**PROBLEM DESCRIPTION:** Return the material below in full and exactly.

**DATA TO USE:**

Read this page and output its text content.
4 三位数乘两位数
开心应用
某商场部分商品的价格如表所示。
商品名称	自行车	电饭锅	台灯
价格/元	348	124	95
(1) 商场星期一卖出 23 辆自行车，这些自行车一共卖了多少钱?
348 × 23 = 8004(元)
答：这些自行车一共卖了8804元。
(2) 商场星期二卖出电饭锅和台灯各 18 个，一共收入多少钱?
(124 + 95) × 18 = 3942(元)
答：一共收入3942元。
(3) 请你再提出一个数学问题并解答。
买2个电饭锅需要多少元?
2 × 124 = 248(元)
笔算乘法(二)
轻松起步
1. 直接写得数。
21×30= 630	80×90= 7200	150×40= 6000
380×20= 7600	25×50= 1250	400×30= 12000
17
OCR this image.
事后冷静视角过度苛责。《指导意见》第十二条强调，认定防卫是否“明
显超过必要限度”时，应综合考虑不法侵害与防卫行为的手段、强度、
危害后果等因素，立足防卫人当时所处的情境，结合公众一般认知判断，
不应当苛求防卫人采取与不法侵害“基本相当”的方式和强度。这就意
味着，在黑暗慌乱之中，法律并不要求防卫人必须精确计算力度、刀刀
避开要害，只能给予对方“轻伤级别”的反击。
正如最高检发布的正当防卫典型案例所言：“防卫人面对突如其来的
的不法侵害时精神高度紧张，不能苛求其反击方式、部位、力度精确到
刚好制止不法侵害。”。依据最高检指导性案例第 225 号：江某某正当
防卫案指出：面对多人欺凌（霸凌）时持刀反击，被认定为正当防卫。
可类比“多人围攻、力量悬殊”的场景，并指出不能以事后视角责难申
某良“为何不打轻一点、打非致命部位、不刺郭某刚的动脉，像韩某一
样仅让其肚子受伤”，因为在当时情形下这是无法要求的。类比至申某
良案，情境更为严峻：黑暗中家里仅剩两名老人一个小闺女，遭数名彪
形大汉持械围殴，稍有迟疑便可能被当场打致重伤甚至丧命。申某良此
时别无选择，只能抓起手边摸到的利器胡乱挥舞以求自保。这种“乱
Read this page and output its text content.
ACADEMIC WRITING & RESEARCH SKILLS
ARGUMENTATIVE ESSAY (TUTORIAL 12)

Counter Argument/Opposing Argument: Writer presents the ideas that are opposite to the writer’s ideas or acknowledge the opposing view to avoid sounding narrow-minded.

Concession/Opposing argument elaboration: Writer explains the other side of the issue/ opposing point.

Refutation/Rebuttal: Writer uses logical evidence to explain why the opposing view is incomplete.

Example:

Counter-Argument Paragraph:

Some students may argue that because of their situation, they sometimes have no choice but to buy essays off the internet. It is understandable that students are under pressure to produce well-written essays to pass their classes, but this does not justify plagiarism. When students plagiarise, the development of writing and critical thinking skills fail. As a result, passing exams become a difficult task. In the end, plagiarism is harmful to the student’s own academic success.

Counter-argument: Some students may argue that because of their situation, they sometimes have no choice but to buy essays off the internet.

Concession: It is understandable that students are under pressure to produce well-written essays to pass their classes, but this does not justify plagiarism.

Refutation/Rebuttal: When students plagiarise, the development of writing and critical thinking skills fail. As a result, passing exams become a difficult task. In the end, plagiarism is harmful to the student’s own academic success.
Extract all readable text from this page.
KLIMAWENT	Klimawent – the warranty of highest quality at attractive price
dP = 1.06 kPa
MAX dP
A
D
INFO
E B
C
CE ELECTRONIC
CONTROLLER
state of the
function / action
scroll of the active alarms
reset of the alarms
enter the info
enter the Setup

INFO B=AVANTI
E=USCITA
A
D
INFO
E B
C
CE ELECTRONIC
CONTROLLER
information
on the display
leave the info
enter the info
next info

**THE RESULT:**
Read this page and output its text content.
4 三位数乘两位数
开心应用
某商场部分商品的价格如表所示。
商品名称	自行车	电饭锅	台灯
价格/元	348	124	95
(1) 商场星期一卖出 23 辆自行车，这些自行车一共卖了多少钱?
348 × 23 = 8004(元)
答：这些自行车一共卖了8804元。
(2) 商场星期二卖出电饭锅和台灯各 18 个，一共收入多少钱?
(124 + 95) × 18 = 3942(元)
答：一共收入3942元。
(3) 请你再提出一个数学问题并解答。
买2个电饭锅需要多少元?
2 × 124 = 248(元)
笔算乘法(二)
轻松起步
1. 直接写得数。
21×30= 630	80×90= 7200	150×40= 6000
380×20= 7600	25×50= 1250	400×30= 12000
17
OCR this image.
事后冷静视角过度苛责。《指导意见》第十二条强调，认定防卫是否“明
显超过必要限度”时，应综合考虑不法侵害与防卫行为的手段、强度、
危害后果等因素，立足防卫人当时所处的情境，结合公众一般认知判断，
不应当苛求防卫人采取与不法侵害“基本相当”的方式和强度。这就意
味着，在黑暗慌乱之中，法律并不要求防卫人必须精确计算力度、刀刀
避开要害，只能给予对方“轻伤级别”的反击。
正如最高检发布的正当防卫典型案例所言：“防卫人面对突如其来的
的不法侵害时精神高度紧张，不能苛求其反击方式、部位、力度精确到
刚好制止不法侵害。”。依据最高检指导性案例第 225 号：江某某正当
防卫案指出：面对多人欺凌（霸凌）时持刀反击，被认定为正当防卫。
可类比“多人围攻、力量悬殊”的场景，并指出不能以事后视角责难申
某良“为何不打轻一点、打非致命部位、不刺郭某刚的动脉，像韩某一
样仅让其肚子受伤”，因为在当时情形下这是无法要求的。类比至申某
良案，情境更为严峻：黑暗中家里仅剩两名老人一个小闺女，遭数名彪
形大汉持械围殴，稍有迟疑便可能被当场打致重伤甚至丧命。申某良此
时别无选择，只能抓起手边摸到的利器胡乱挥舞以求自保。这种“乱
Read this page and output its text content.
ACADEMIC WRITING & RESEARCH SKILLS
ARGUMENTATIVE ESSAY (TUTORIAL 12)

Counter Argument/Opposing Argument: Writer presents the ideas that are opposite to the writer’s ideas or acknowledge the opposing view to avoid sounding narrow-minded.

Concession/Opposing argument elaboration: Writer explains the other side of the issue/ opposing point.

Refutation/Rebuttal: Writer uses logical evidence to explain why the opposing view is incomplete.

Example:

Counter-Argument Paragraph:

Some students may argue that because of their situation, they sometimes have no choice but to buy essays off the internet. It is understandable that students are under pressure to produce well-written essays to pass their classes, but this does not justify plagiarism. When students plagiarise, the development of writing and critical thinking skills fail. As a result, passing exams become a difficult task. In the end, plagiarism is harmful to the student’s own academic success.

Counter-argument: Some students may argue that because of their situation, they sometimes have no choice but to buy essays off the internet.

Concession: It is understandable that students are under pressure to produce well-written essays to pass their classes, but this does not justify plagiarism.

Refutation/Rebuttal: When students plagiarise, the development of writing and critical thinking skills fail. As a result, passing exams become a difficult task. In the end, plagiarism is harmful to the student’s own academic success.
Extract all readable text from this page.
KLIMAWENT	Klimawent – the warranty of highest quality at attractive price
dP = 1.06 kPa
MAX dP
A
D
INFO
E B
C
CE ELECTRONIC
CONTROLLER
state of the
function / action
scroll of the active alarms
reset of the alarms
enter the info
enter the Setup

INFO B=AVANTI
E=USCITA
A
D
INFO
E B
C
CE ELECTRONIC
CONTROLLER
information
on the display
leave the info
enter the info
next info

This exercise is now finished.